**Task brief:**
Write every record out again exactly, and keep images out of it.

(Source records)

[Begin]

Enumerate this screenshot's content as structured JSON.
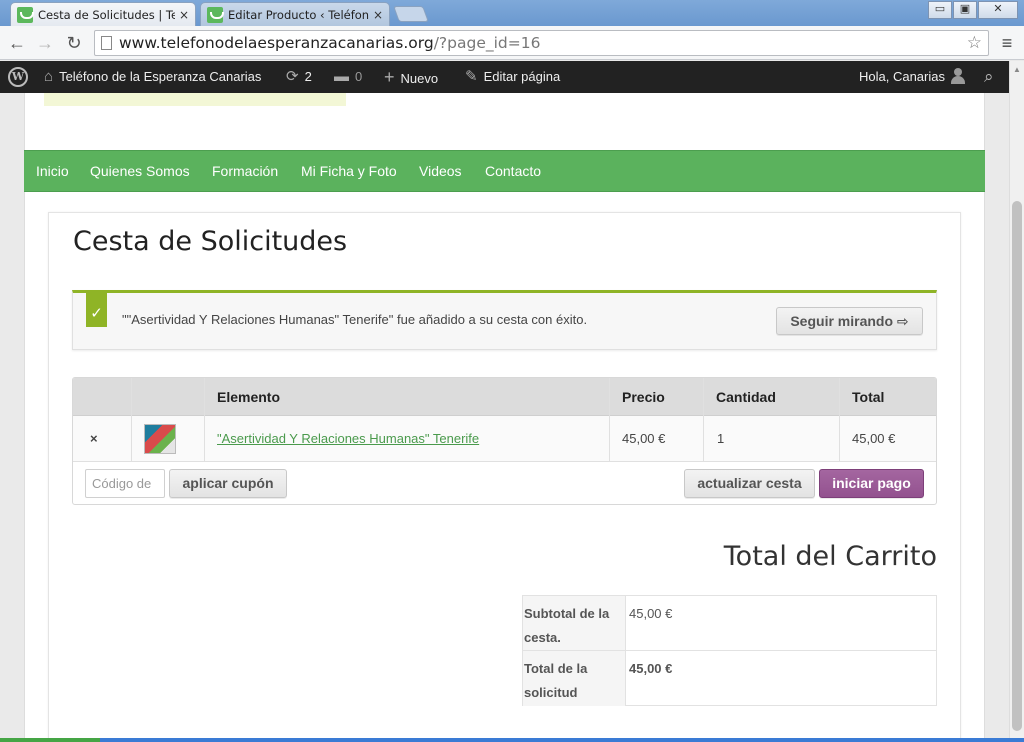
{
  "browser": {
    "tabs": [
      {
        "title": "Cesta de Solicitudes | Teléfono de la",
        "close": "×"
      },
      {
        "title": "Editar Producto ‹ Teléfono de la Esperanza",
        "close": "×"
      }
    ],
    "window_buttons": {
      "minimize": "▭",
      "restore": "▣",
      "close": "✕"
    },
    "nav": {
      "back": "←",
      "forward": "→",
      "reload": "↻"
    },
    "url": {
      "host": "www.telefonodelaesperanzacanarias.org",
      "path": "/?page_id=16"
    },
    "star": "☆",
    "menu": "≡"
  },
  "adminbar": {
    "wp_logo": "W",
    "site_name": "Teléfono de la Esperanza Canarias",
    "updates_count": "2",
    "comments_count": "0",
    "new_label": "Nuevo",
    "edit_label": "Editar página",
    "greeting": "Hola, Canarias",
    "icons": {
      "home": "⌂",
      "updates": "⟳",
      "comments": "▬",
      "new": "+",
      "edit": "✎",
      "search": "⌕"
    }
  },
  "nav": {
    "items": [
      "Inicio",
      "Quienes Somos",
      "Formación",
      "Mi Ficha y Foto",
      "Videos",
      "Contacto"
    ]
  },
  "page": {
    "title": "Cesta de Solicitudes"
  },
  "notice": {
    "check": "✓",
    "message": "\"\"Asertividad Y Relaciones Humanas\" Tenerife\" fue añadido a su cesta con éxito.",
    "button": "Seguir mirando ⇨"
  },
  "cart": {
    "headers": {
      "product": "Elemento",
      "price": "Precio",
      "quantity": "Cantidad",
      "total": "Total"
    },
    "items": [
      {
        "remove": "×",
        "name": "\"Asertividad Y Relaciones Humanas\" Tenerife",
        "price": "45,00 €",
        "quantity": "1",
        "total": "45,00 €"
      }
    ],
    "coupon_placeholder": "Código de",
    "apply_coupon": "aplicar cupón",
    "update_cart": "actualizar cesta",
    "checkout": "iniciar pago"
  },
  "totals": {
    "title": "Total del Carrito",
    "subtotal_label": "Subtotal de la cesta.",
    "subtotal_value": "45,00 €",
    "total_label": "Total de la solicitud",
    "total_value": "45,00 €"
  },
  "colors": {
    "nav_green": "#5bb25d",
    "notice_green": "#8fb426",
    "checkout_purple": "#9b5c97",
    "remove_red": "#dd0000"
  }
}
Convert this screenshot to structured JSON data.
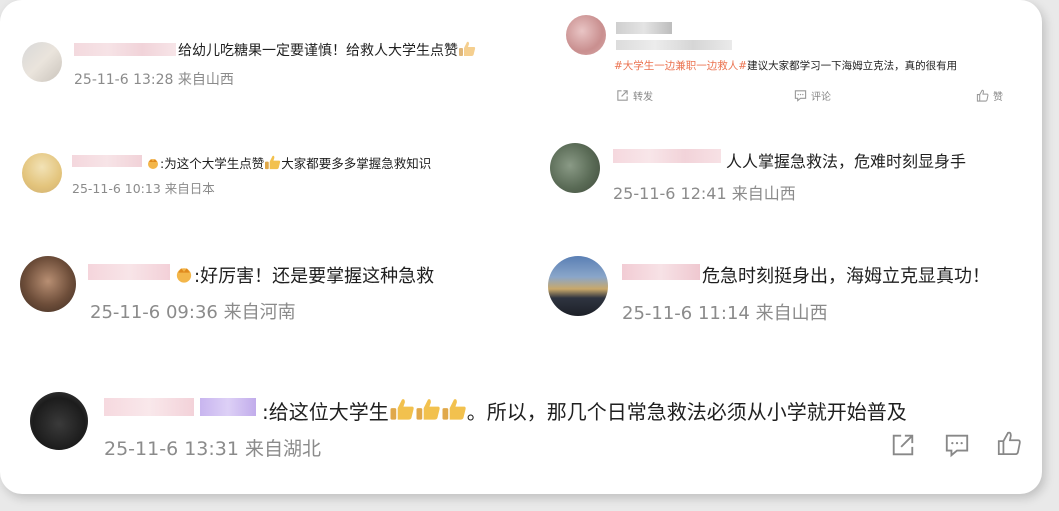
{
  "comments": [
    {
      "text": "给幼儿吃糖果一定要谨慎！给救人大学生点赞",
      "meta": "25-11-6 13:28 来自山西"
    },
    {
      "hashtag": "#大学生一边兼职一边救人#",
      "text": "建议大家都学习一下海姆立克法，真的很有用",
      "actions": {
        "share": "转发",
        "comment": "评论",
        "like": "赞"
      }
    },
    {
      "text": ":为这个大学生点赞",
      "text2": "大家都要多多掌握急救知识",
      "meta": "25-11-6 10:13 来自日本"
    },
    {
      "text": "人人掌握急救法，危难时刻显身手",
      "meta": "25-11-6 12:41 来自山西"
    },
    {
      "text": ":好厉害！还是要掌握这种急救",
      "meta": "25-11-6 09:36 来自河南"
    },
    {
      "text": "危急时刻挺身出，海姆立克显真功！",
      "meta": "25-11-6 11:14 来自山西"
    },
    {
      "text": ":给这位大学生",
      "text2": "。所以，那几个日常急救法必须从小学就开始普及",
      "meta": "25-11-6 13:31 来自湖北"
    }
  ],
  "colors": {
    "hashtag": "#eb7350",
    "meta": "#8b8b8b",
    "icon": "#888888"
  }
}
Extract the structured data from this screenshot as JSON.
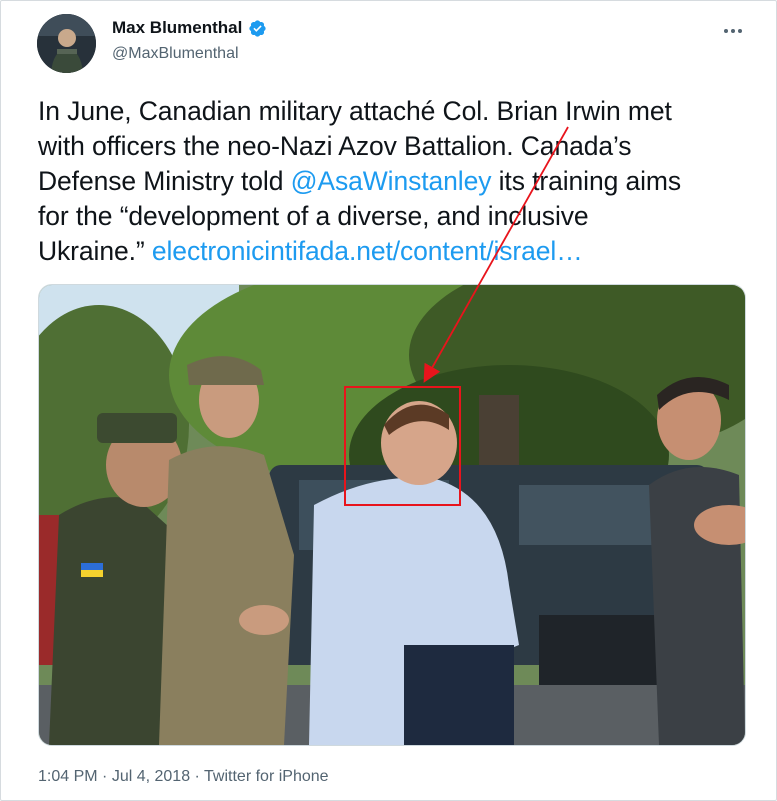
{
  "author": {
    "name": "Max Blumenthal",
    "handle": "@MaxBlumenthal",
    "verified": true,
    "verified_color": "#1d9bf0"
  },
  "menu_icon": "more-horizontal-icon",
  "tweet": {
    "lines": [
      "In June, Canadian military attaché Col. Brian Irwin met",
      "with officers the neo-Nazi Azov Battalion. Canada’s",
      "its training aims",
      "for the “development of a diverse, and inclusive",
      "Ukraine.”"
    ],
    "line3_prefix": "Defense Ministry told ",
    "mention": "@AsaWinstanley",
    "link": "electronicintifada.net/content/israel…"
  },
  "media": {
    "photo_icon": "photo-image",
    "annotation": {
      "box_color": "#e8141c",
      "arrow_color": "#e8141c"
    }
  },
  "footer": {
    "time": "1:04 PM",
    "sep": " · ",
    "date": "Jul 4, 2018",
    "client": "Twitter for iPhone"
  },
  "colors": {
    "link": "#1d9bf0",
    "text": "#0f1419",
    "secondary": "#536471"
  }
}
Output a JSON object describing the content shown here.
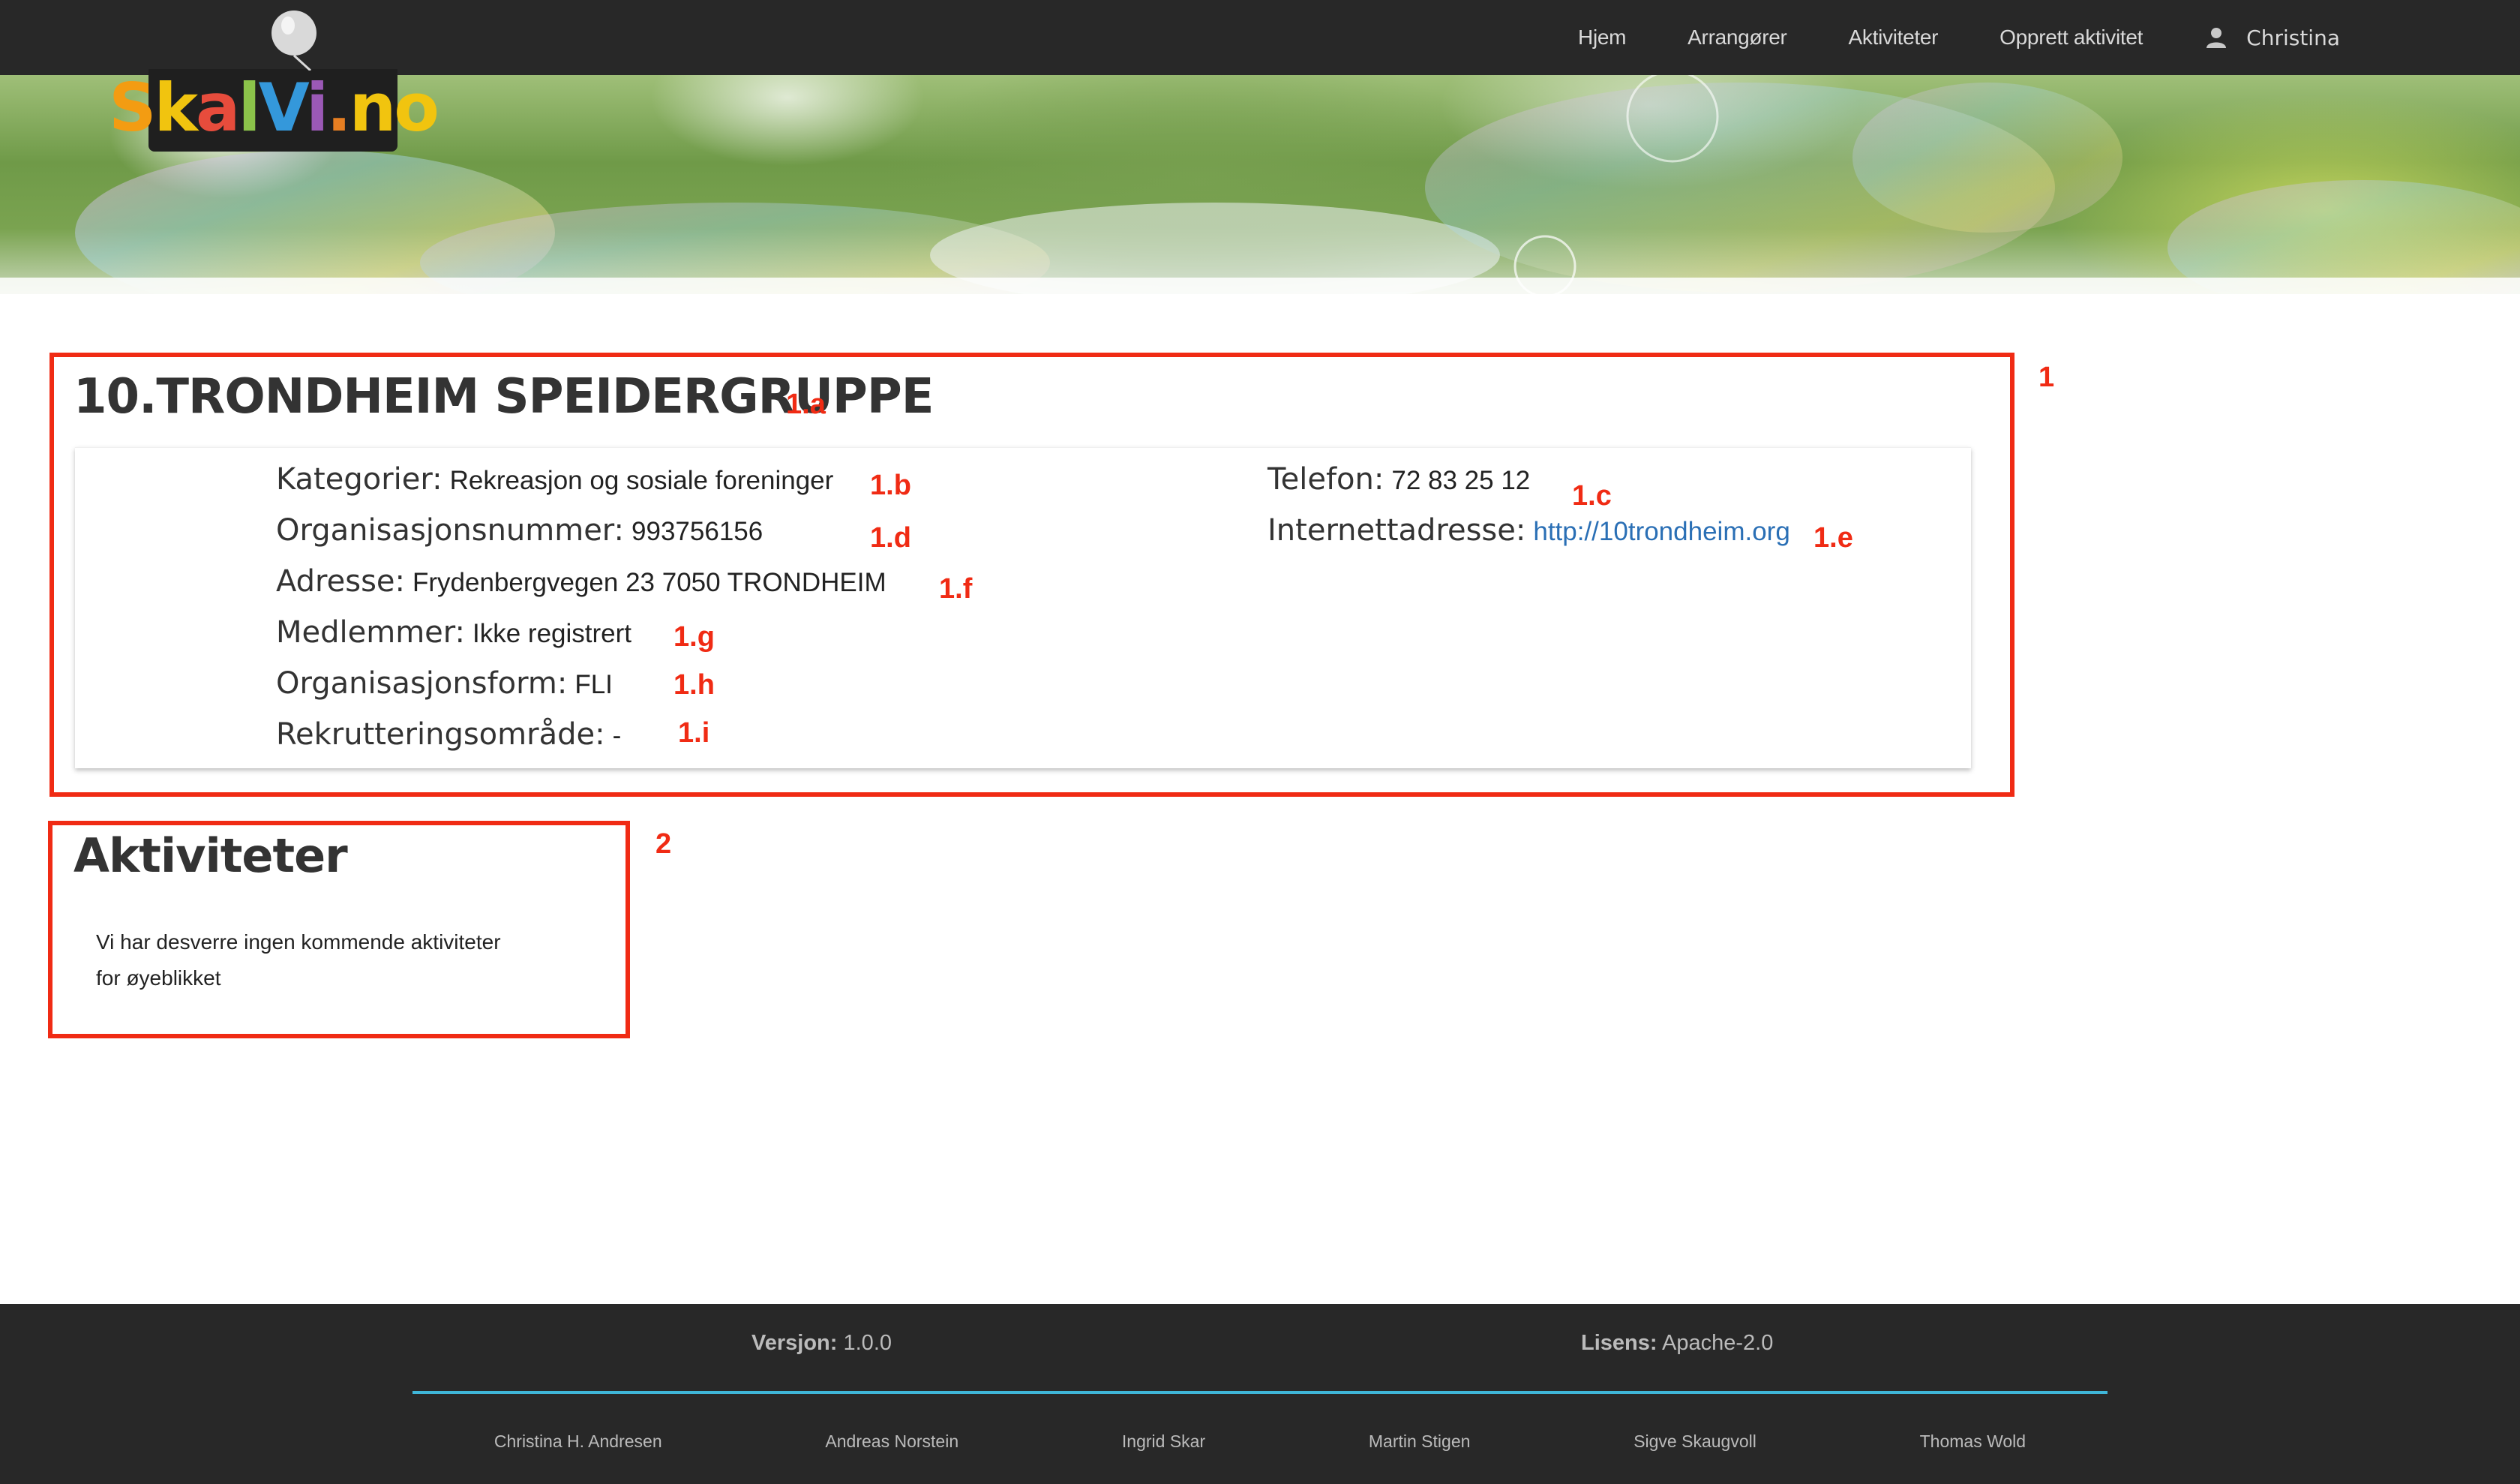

[End]

**Worked solution:**
Enumerate this screenshot's content as structured JSON.
{
  "browser": {
    "tabs": [
      {
        "title": "Cesta de Solicitudes | Teléfono de la",
        "close": "×"
      },
      {
        "title": "Editar Producto ‹ Teléfono de la Esperanza",
        "close": "×"
      }
    ],
    "window_buttons": {
      "minimize": "▭",
      "restore": "▣",
      "close": "✕"
    },
    "nav": {
      "back": "←",
      "forward": "→",
      "reload": "↻"
    },
    "url": {
      "host": "www.telefonodelaesperanzacanarias.org",
      "path": "/?page_id=16"
    },
    "star": "☆",
    "menu": "≡"
  },
  "adminbar": {
    "wp_logo": "W",
    "site_name": "Teléfono de la Esperanza Canarias",
    "updates_count": "2",
    "comments_count": "0",
    "new_label": "Nuevo",
    "edit_label": "Editar página",
    "greeting": "Hola, Canarias",
    "icons": {
      "home": "⌂",
      "updates": "⟳",
      "comments": "▬",
      "new": "+",
      "edit": "✎",
      "search": "⌕"
    }
  },
  "nav": {
    "items": [
      "Inicio",
      "Quienes Somos",
      "Formación",
      "Mi Ficha y Foto",
      "Videos",
      "Contacto"
    ]
  },
  "page": {
    "title": "Cesta de Solicitudes"
  },
  "notice": {
    "check": "✓",
    "message": "\"\"Asertividad Y Relaciones Humanas\" Tenerife\" fue añadido a su cesta con éxito.",
    "button": "Seguir mirando ⇨"
  },
  "cart": {
    "headers": {
      "product": "Elemento",
      "price": "Precio",
      "quantity": "Cantidad",
      "total": "Total"
    },
    "items": [
      {
        "remove": "×",
        "name": "\"Asertividad Y Relaciones Humanas\" Tenerife",
        "price": "45,00 €",
        "quantity": "1",
        "total": "45,00 €"
      }
    ],
    "coupon_placeholder": "Código de",
    "apply_coupon": "aplicar cupón",
    "update_cart": "actualizar cesta",
    "checkout": "iniciar pago"
  },
  "totals": {
    "title": "Total del Carrito",
    "subtotal_label": "Subtotal de la cesta.",
    "subtotal_value": "45,00 €",
    "total_label": "Total de la solicitud",
    "total_value": "45,00 €"
  },
  "colors": {
    "nav_green": "#5bb25d",
    "notice_green": "#8fb426",
    "checkout_purple": "#9b5c97",
    "remove_red": "#dd0000"
  }
}
Convert this screenshot to structured JSON data.
{
  "comments": [
    {
      "text": "给幼儿吃糖果一定要谨慎！给救人大学生点赞",
      "meta": "25-11-6 13:28 来自山西"
    },
    {
      "hashtag": "#大学生一边兼职一边救人#",
      "text": "建议大家都学习一下海姆立克法，真的很有用",
      "actions": {
        "share": "转发",
        "comment": "评论",
        "like": "赞"
      }
    },
    {
      "text": ":为这个大学生点赞",
      "text2": "大家都要多多掌握急救知识",
      "meta": "25-11-6 10:13 来自日本"
    },
    {
      "text": "人人掌握急救法，危难时刻显身手",
      "meta": "25-11-6 12:41 来自山西"
    },
    {
      "text": ":好厉害！还是要掌握这种急救",
      "meta": "25-11-6 09:36 来自河南"
    },
    {
      "text": "危急时刻挺身出，海姆立克显真功！",
      "meta": "25-11-6 11:14 来自山西"
    },
    {
      "text": ":给这位大学生",
      "text2": "。所以，那几个日常急救法必须从小学就开始普及",
      "meta": "25-11-6 13:31 来自湖北"
    }
  ],
  "colors": {
    "hashtag": "#eb7350",
    "meta": "#8b8b8b",
    "icon": "#888888"
  }
}
Extract the structured data from this screenshot as JSON.
{
  "author": {
    "name": "Max Blumenthal",
    "handle": "@MaxBlumenthal",
    "verified": true,
    "verified_color": "#1d9bf0"
  },
  "menu_icon": "more-horizontal-icon",
  "tweet": {
    "lines": [
      "In June, Canadian military attaché Col. Brian Irwin met",
      "with officers the neo-Nazi Azov Battalion. Canada’s",
      "its training aims",
      "for the “development of a diverse, and inclusive",
      "Ukraine.”"
    ],
    "line3_prefix": "Defense Ministry told ",
    "mention": "@AsaWinstanley",
    "link": "electronicintifada.net/content/israel…"
  },
  "media": {
    "photo_icon": "photo-image",
    "annotation": {
      "box_color": "#e8141c",
      "arrow_color": "#e8141c"
    }
  },
  "footer": {
    "time": "1:04 PM",
    "sep": " · ",
    "date": "Jul 4, 2018",
    "client": "Twitter for iPhone"
  },
  "colors": {
    "link": "#1d9bf0",
    "text": "#0f1419",
    "secondary": "#536471"
  }
}
Output a JSON object describing the content shown here.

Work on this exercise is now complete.